WHAT YOU HAVE TO DO: Your task is to extract every entry that follows word for word while excluding the pictures.

THE DATA:
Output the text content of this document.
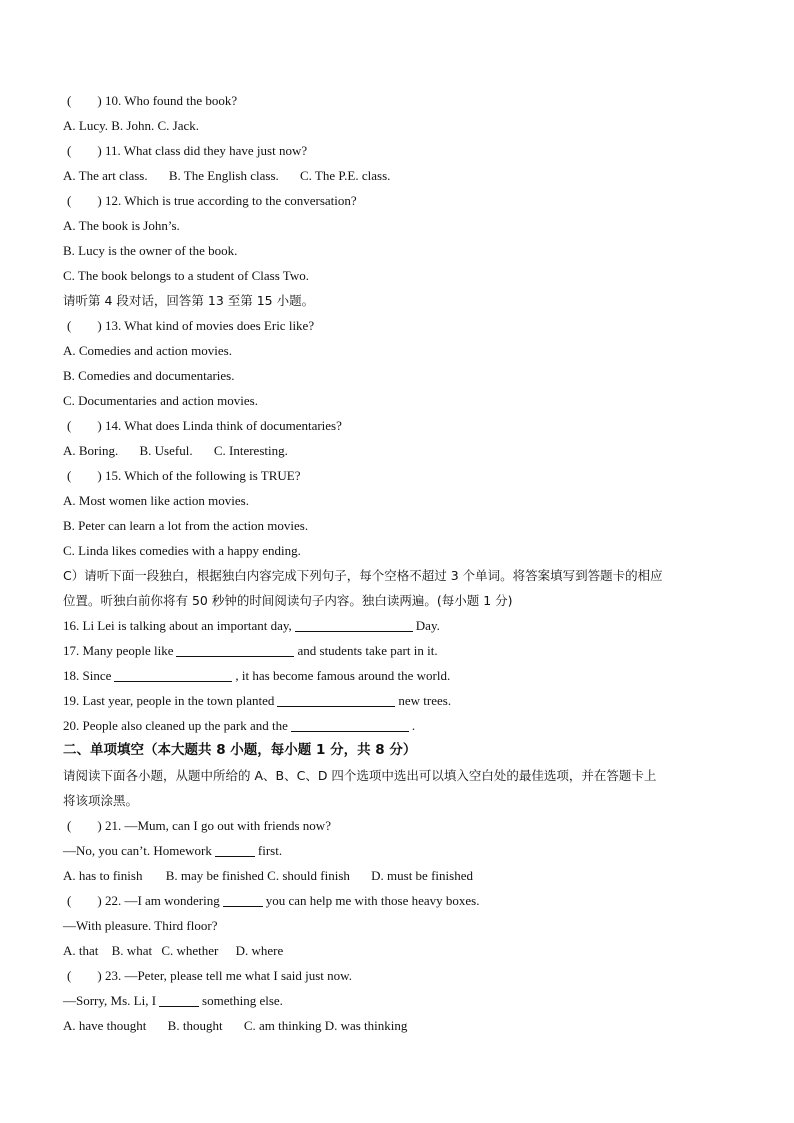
( ) 10. Who found the book?
A. Lucy. B. John. C. Jack.
( ) 11. What class did they have just now?
A. The art class. B. The English class. C. The P.E. class.
( ) 12. Which is true according to the conversation?
A. The book is John’s.
B. Lucy is the owner of the book.
C. The book belongs to a student of Class Two.
请听第 4 段对话，回答第 13 至第 15 小题。
( ) 13. What kind of movies does Eric like?
A. Comedies and action movies.
B. Comedies and documentaries.
C. Documentaries and action movies.
( ) 14. What does Linda think of documentaries?
A. Boring. B. Useful. C. Interesting.
( ) 15. Which of the following is TRUE?
A. Most women like action movies.
B. Peter can learn a lot from the action movies.
C. Linda likes comedies with a happy ending.
C）请听下面一段独白，根据独白内容完成下列句子，每个空格不超过 3 个单词。将答案填写到答题卡的相应
位置。听独白前你将有 50 秒钟的时间阅读句子内容。独白读两遍。(每小题 1 分)
16. Li Lei is talking about an important day,	Day.
17. Many people like	and students take part in it.
18. Since	, it has become famous around the world.
19. Last year, people in the town planted	new trees.
20. People also cleaned up the park and the	.
二、单项填空（本大题共 8 小题，每小题 1 分，共 8 分）
请阅读下面各小题，从题中所给的 A、B、C、D 四个选项中选出可以填入空白处的最佳选项，并在答题卡上
将该项涂黑。
( ) 21. —Mum, can I go out with friends now?
—No, you can’t. Homework	first.
A. has to finish B. may be finished C. should finish D. must be finished
( ) 22. —I am wondering	you can help me with those heavy boxes.
—With pleasure. Third floor?
A. that B. what C. whether D. where
( ) 23. —Peter, please tell me what I said just now.
—Sorry, Ms. Li, I	something else.
A. have thought B. thought C. am thinking D. was thinking
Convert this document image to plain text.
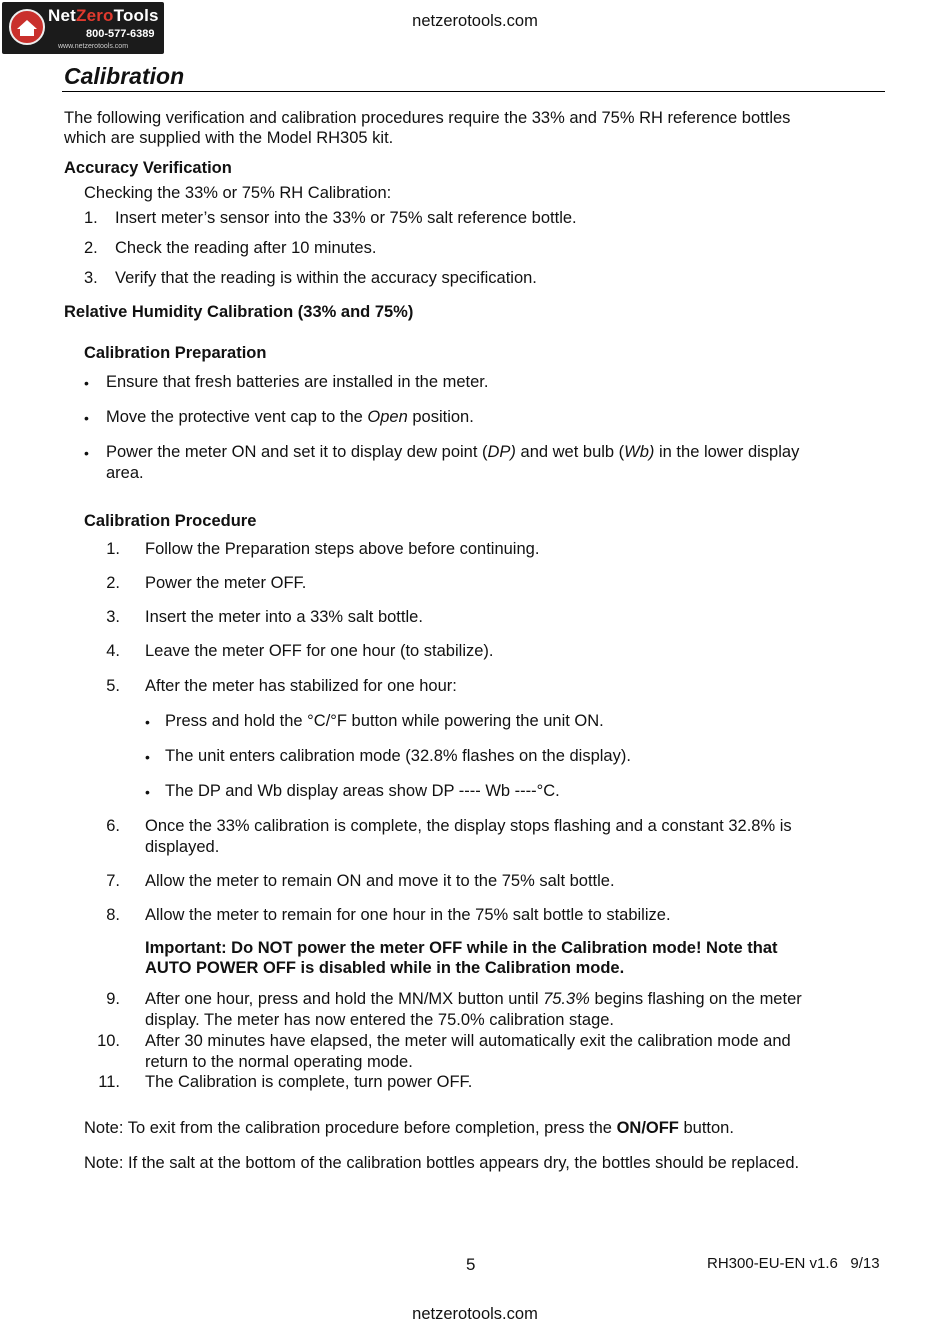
NetZeroTools
800-577-6389
www.netzerotools.com
netzerotools.com
Calibration
The following verification and calibration procedures require the 33% and 75% RH reference bottles
which are supplied with the Model RH305 kit.
Accuracy Verification
Checking the 33% or 75% RH Calibration:
1. Insert meter’s sensor into the 33% or 75% salt reference bottle.
2. Check the reading after 10 minutes.
3. Verify that the reading is within the accuracy specification.
Relative Humidity Calibration (33% and 75%)
Calibration Preparation
• Ensure that fresh batteries are installed in the meter.
• Move the protective vent cap to the Open position.
• Power the meter ON and set it to display dew point (DP) and wet bulb (Wb) in the lower display
area.
Calibration Procedure
1. Follow the Preparation steps above before continuing.
2. Power the meter OFF.
3. Insert the meter into a 33% salt bottle.
4. Leave the meter OFF for one hour (to stabilize).
5. After the meter has stabilized for one hour:
• Press and hold the °C/°F button while powering the unit ON.
• The unit enters calibration mode (32.8% flashes on the display).
• The DP and Wb display areas show DP ---- Wb ----°C.
6. Once the 33% calibration is complete, the display stops flashing and a constant 32.8% is
displayed.
7. Allow the meter to remain ON and move it to the 75% salt bottle.
8. Allow the meter to remain for one hour in the 75% salt bottle to stabilize.
Important: Do NOT power the meter OFF while in the Calibration mode! Note that
AUTO POWER OFF is disabled while in the Calibration mode.
9. After one hour, press and hold the MN/MX button until 75.3% begins flashing on the meter
display. The meter has now entered the 75.0% calibration stage.
10. After 30 minutes have elapsed, the meter will automatically exit the calibration mode and
return to the normal operating mode.
11. The Calibration is complete, turn power OFF.
Note: To exit from the calibration procedure before completion, press the ON/OFF button.
Note: If the salt at the bottom of the calibration bottles appears dry, the bottles should be replaced.
5	RH300-EU-EN v1.6   9/13
netzerotools.com
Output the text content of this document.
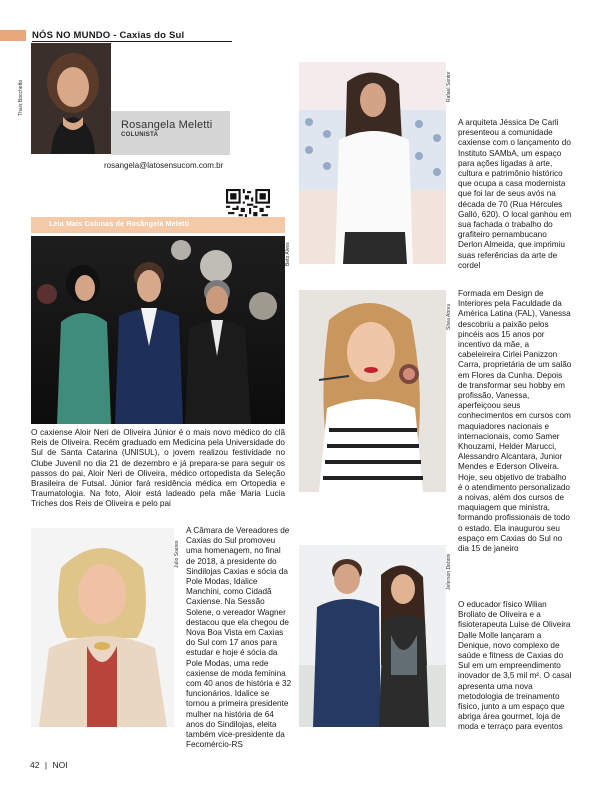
NÓS NO MUNDO - Caxias do Sul
Thaís Bocchetto
Rosangela Meletti
COLUNISTA
rosangela@latosensucom.com.br
Leia Mais Colunas de Rosângela Meletti
Beto Alves
O caxiense Aloir Neri de Oliveira Júnior é o mais novo médico do clã Reis de Oliveira. Recém graduado em Medicina pela Universidade do Sul de Santa Catarina (UNISUL), o jovem realizou festividade no Clube Juvenil no dia 21 de dezembro e já prepara-se para seguir os passos do pai, Aloir Neri de Oliveira, médico ortopedista da Seleção Brasileira de Futsal. Júnior fará residência médica em Ortopedia e Traumatologia. Na foto, Aloir está ladeado pela mãe Maria Lucia Triches dos Reis de Oliveira e pelo pai
Rafael Santor
A arquiteta Jéssica De Carli presenteou a comunidade caxiense com o lançamento do Instituto SAMbA, um espaço para ações ligadas à arte, cultura e patrimônio histórico que ocupa a casa modernista que foi lar de seus avós na década de 70 (Rua Hércules Galló, 620). O local ganhou em sua fachada o trabalho do grafiteiro pernambucano Derlon Almeida, que imprimiu suas referências da arte de cordel
Silvia Abreu
Formada em Design de Interiores pela Faculdade da América Latina (FAL), Vanessa descobriu a paixão pelos pincéis aos 15 anos por incentivo da mãe, a cabeleireira Cirlei Panizzon Carra, proprietária de um salão em Flores da Cunha. Depois de transformar seu hobby em profissão, Vanessa, aperfeiçoou seus conhecimentos em cursos com maquiadores nacionais e internacionais, como Samer Khouzami, Helder Marucci, Alessandro Alcantara, Junior Mendes e Ederson Oliveira. Hoje, seu objetivo de trabalho é o atendimento personalizado a noivas, além dos cursos de maquiagem que ministra, formando profissionais de todo o estado. Ela inaugurou seu espaço em Caxias do Sul no dia 15 de janeiro
Julio Soares
A Câmara de Vereadores de Caxias do Sul promoveu uma homenagem, no final de 2018, à presidente do Sindilojas Caxias e sócia da Pole Modas, Idalice Manchini, como Cidadã Caxiense. Na Sessão Solene, o vereador Wagner destacou que ela chegou de Nova Boa Vista em Caxias do Sul com 17 anos para estudar e hoje é sócia da Pole Modas, uma rede caxiense de moda feminina com 40 anos de história e 32 funcionários. Idalice se tornou a primeira presidente mulher na história de 64 anos do Sindilojas, eleita também vice-presidente da Fecomércio-RS
Jeferson Deboni
O educador físico Wilian Broliato de Oliveira e a fisioterapeuta Luise de Oliveira Dalle Molle lançaram a Denique, novo complexo de saúde e fitness de Caxias do Sul em um empreendimento inovador de 3,5 mil m². O casal apresenta uma nova metodologia de treinamento físico, junto a um espaço que abriga área gourmet, loja de moda e terraço para eventos
42 | NOI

TASK OUTPUT:
Output the text content of this document.
( ) 10. Who found the book?
A. Lucy. B. John. C. Jack.
( ) 11. What class did they have just now?
A. The art class. B. The English class. C. The P.E. class.
( ) 12. Which is true according to the conversation?
A. The book is John’s.
B. Lucy is the owner of the book.
C. The book belongs to a student of Class Two.
请听第 4 段对话，回答第 13 至第 15 小题。
( ) 13. What kind of movies does Eric like?
A. Comedies and action movies.
B. Comedies and documentaries.
C. Documentaries and action movies.
( ) 14. What does Linda think of documentaries?
A. Boring. B. Useful. C. Interesting.
( ) 15. Which of the following is TRUE?
A. Most women like action movies.
B. Peter can learn a lot from the action movies.
C. Linda likes comedies with a happy ending.
C）请听下面一段独白，根据独白内容完成下列句子，每个空格不超过 3 个单词。将答案填写到答题卡的相应
位置。听独白前你将有 50 秒钟的时间阅读句子内容。独白读两遍。(每小题 1 分)
16. Li Lei is talking about an important day,	Day.
17. Many people like	and students take part in it.
18. Since	, it has become famous around the world.
19. Last year, people in the town planted	new trees.
20. People also cleaned up the park and the	.
二、单项填空（本大题共 8 小题，每小题 1 分，共 8 分）
请阅读下面各小题，从题中所给的 A、B、C、D 四个选项中选出可以填入空白处的最佳选项，并在答题卡上
将该项涂黑。
( ) 21. —Mum, can I go out with friends now?
—No, you can’t. Homework	first.
A. has to finish B. may be finished C. should finish D. must be finished
( ) 22. —I am wondering	you can help me with those heavy boxes.
—With pleasure. Third floor?
A. that B. what C. whether D. where
( ) 23. —Peter, please tell me what I said just now.
—Sorry, Ms. Li, I	something else.
A. have thought B. thought C. am thinking D. was thinking
Convert this document image to plain text.
NetZeroTools
800-577-6389
www.netzerotools.com
netzerotools.com
Calibration
The following verification and calibration procedures require the 33% and 75% RH reference bottles
which are supplied with the Model RH305 kit.
Accuracy Verification
Checking the 33% or 75% RH Calibration:
1. Insert meter’s sensor into the 33% or 75% salt reference bottle.
2. Check the reading after 10 minutes.
3. Verify that the reading is within the accuracy specification.
Relative Humidity Calibration (33% and 75%)
Calibration Preparation
• Ensure that fresh batteries are installed in the meter.
• Move the protective vent cap to the Open position.
• Power the meter ON and set it to display dew point (DP) and wet bulb (Wb) in the lower display
area.
Calibration Procedure
1. Follow the Preparation steps above before continuing.
2. Power the meter OFF.
3. Insert the meter into a 33% salt bottle.
4. Leave the meter OFF for one hour (to stabilize).
5. After the meter has stabilized for one hour:
• Press and hold the °C/°F button while powering the unit ON.
• The unit enters calibration mode (32.8% flashes on the display).
• The DP and Wb display areas show DP ---- Wb ----°C.
6. Once the 33% calibration is complete, the display stops flashing and a constant 32.8% is
displayed.
7. Allow the meter to remain ON and move it to the 75% salt bottle.
8. Allow the meter to remain for one hour in the 75% salt bottle to stabilize.
Important: Do NOT power the meter OFF while in the Calibration mode! Note that
AUTO POWER OFF is disabled while in the Calibration mode.
9. After one hour, press and hold the MN/MX button until 75.3% begins flashing on the meter
display. The meter has now entered the 75.0% calibration stage.
10. After 30 minutes have elapsed, the meter will automatically exit the calibration mode and
return to the normal operating mode.
11. The Calibration is complete, turn power OFF.
Note: To exit from the calibration procedure before completion, press the ON/OFF button.
Note: If the salt at the bottom of the calibration bottles appears dry, the bottles should be replaced.
5	RH300-EU-EN v1.6   9/13
netzerotools.com
Output the text content of this document.
NÓS NO MUNDO - Caxias do Sul
Thaís Bocchetto
Rosangela Meletti
COLUNISTA
rosangela@latosensucom.com.br
Leia Mais Colunas de Rosângela Meletti
Beto Alves
O caxiense Aloir Neri de Oliveira Júnior é o mais novo médico do clã Reis de Oliveira. Recém graduado em Medicina pela Universidade do Sul de Santa Catarina (UNISUL), o jovem realizou festividade no Clube Juvenil no dia 21 de dezembro e já prepara-se para seguir os passos do pai, Aloir Neri de Oliveira, médico ortopedista da Seleção Brasileira de Futsal. Júnior fará residência médica em Ortopedia e Traumatologia. Na foto, Aloir está ladeado pela mãe Maria Lucia Triches dos Reis de Oliveira e pelo pai
Rafael Santor
A arquiteta Jéssica De Carli presenteou a comunidade caxiense com o lançamento do Instituto SAMbA, um espaço para ações ligadas à arte, cultura e patrimônio histórico que ocupa a casa modernista que foi lar de seus avós na década de 70 (Rua Hércules Galló, 620). O local ganhou em sua fachada o trabalho do grafiteiro pernambucano Derlon Almeida, que imprimiu suas referências da arte de cordel
Silvia Abreu
Formada em Design de Interiores pela Faculdade da América Latina (FAL), Vanessa descobriu a paixão pelos pincéis aos 15 anos por incentivo da mãe, a cabeleireira Cirlei Panizzon Carra, proprietária de um salão em Flores da Cunha. Depois de transformar seu hobby em profissão, Vanessa, aperfeiçoou seus conhecimentos em cursos com maquiadores nacionais e internacionais, como Samer Khouzami, Helder Marucci, Alessandro Alcantara, Junior Mendes e Ederson Oliveira. Hoje, seu objetivo de trabalho é o atendimento personalizado a noivas, além dos cursos de maquiagem que ministra, formando profissionais de todo o estado. Ela inaugurou seu espaço em Caxias do Sul no dia 15 de janeiro
Julio Soares
A Câmara de Vereadores de Caxias do Sul promoveu uma homenagem, no final de 2018, à presidente do Sindilojas Caxias e sócia da Pole Modas, Idalice Manchini, como Cidadã Caxiense. Na Sessão Solene, o vereador Wagner destacou que ela chegou de Nova Boa Vista em Caxias do Sul com 17 anos para estudar e hoje é sócia da Pole Modas, uma rede caxiense de moda feminina com 40 anos de história e 32 funcionários. Idalice se tornou a primeira presidente mulher na história de 64 anos do Sindilojas, eleita também vice-presidente da Fecomércio-RS
Jeferson Deboni
O educador físico Wilian Broliato de Oliveira e a fisioterapeuta Luise de Oliveira Dalle Molle lançaram a Denique, novo complexo de saúde e fitness de Caxias do Sul em um empreendimento inovador de 3,5 mil m². O casal apresenta uma nova metodologia de treinamento físico, junto a um espaço que abriga área gourmet, loja de moda e terraço para eventos
42 | NOI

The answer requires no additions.